[Start Data shown]

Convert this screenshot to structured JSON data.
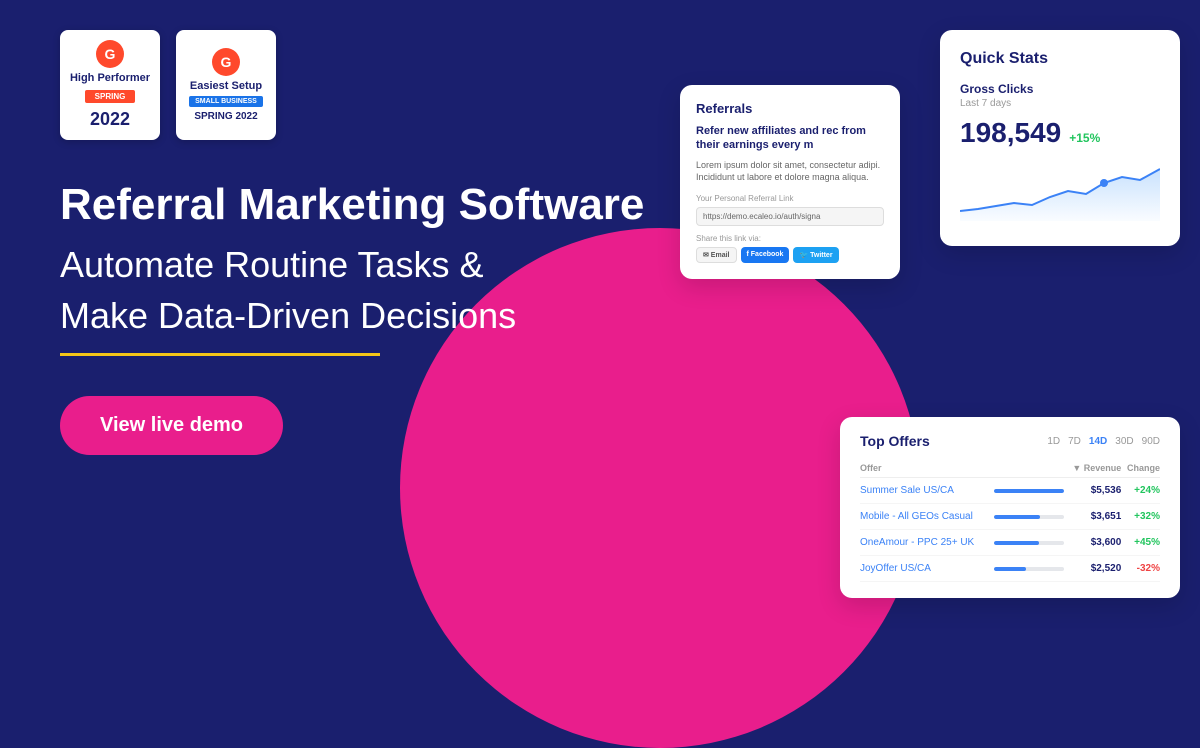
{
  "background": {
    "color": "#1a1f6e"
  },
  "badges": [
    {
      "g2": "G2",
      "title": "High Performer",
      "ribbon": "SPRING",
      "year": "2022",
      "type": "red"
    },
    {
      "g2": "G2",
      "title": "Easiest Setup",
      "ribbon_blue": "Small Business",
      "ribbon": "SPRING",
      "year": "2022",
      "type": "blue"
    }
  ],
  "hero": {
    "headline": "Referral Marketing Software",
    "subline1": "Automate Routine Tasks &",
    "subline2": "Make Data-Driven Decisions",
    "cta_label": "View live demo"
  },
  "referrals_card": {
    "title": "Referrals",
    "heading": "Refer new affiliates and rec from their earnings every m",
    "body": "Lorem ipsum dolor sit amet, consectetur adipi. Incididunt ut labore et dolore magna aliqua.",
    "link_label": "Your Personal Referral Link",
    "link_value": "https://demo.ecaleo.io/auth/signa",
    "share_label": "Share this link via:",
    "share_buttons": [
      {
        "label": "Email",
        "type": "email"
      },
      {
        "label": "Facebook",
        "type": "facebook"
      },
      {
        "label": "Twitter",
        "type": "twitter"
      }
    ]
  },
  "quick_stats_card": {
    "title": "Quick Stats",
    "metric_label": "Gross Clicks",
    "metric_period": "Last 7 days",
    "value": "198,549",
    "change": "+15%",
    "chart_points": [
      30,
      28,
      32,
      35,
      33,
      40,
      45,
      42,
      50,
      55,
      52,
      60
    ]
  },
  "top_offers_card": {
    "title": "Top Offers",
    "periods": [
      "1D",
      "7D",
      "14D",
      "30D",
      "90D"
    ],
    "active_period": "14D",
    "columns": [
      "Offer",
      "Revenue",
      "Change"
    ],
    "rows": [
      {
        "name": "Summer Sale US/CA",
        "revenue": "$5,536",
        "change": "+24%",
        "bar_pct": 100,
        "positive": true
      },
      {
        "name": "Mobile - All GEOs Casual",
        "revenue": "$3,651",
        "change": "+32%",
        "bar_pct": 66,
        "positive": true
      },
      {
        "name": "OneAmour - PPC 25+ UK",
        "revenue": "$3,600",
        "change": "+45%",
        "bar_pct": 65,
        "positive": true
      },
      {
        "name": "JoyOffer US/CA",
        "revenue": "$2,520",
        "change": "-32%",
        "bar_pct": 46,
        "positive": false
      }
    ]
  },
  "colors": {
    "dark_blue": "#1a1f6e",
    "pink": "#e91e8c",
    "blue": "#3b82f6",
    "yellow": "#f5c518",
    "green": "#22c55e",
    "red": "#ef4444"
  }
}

[End Data shown]
[Start Data shown]

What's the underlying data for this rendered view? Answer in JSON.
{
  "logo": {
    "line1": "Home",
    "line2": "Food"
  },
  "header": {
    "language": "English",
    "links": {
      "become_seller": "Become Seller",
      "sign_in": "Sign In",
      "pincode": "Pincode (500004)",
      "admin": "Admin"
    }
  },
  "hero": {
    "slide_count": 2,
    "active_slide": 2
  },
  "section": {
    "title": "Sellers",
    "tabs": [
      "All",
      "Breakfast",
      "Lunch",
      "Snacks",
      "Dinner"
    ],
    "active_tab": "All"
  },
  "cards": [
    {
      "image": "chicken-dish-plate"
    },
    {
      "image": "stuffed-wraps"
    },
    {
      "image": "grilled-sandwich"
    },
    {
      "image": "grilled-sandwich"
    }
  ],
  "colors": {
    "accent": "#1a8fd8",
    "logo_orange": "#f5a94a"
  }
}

[End Data shown]
[Start Data shown]

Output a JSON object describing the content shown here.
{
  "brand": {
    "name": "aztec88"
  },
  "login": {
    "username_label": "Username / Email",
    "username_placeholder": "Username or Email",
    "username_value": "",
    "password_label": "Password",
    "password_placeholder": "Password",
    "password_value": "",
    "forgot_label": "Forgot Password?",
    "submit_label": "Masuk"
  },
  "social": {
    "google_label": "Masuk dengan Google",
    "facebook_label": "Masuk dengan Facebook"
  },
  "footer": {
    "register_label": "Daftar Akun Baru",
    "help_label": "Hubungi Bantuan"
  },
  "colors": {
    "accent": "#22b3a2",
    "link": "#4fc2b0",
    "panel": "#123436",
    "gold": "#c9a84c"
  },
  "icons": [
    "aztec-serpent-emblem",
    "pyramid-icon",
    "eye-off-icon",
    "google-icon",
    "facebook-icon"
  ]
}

[End Data shown]

» **Short problem**
Gather each line that holds "JSON".

» **Reply**
Convert this screenshot to structured JSON data.
What's the underlying data for this rendered view? Answer in JSON.
Output a JSON object describing the content shown here.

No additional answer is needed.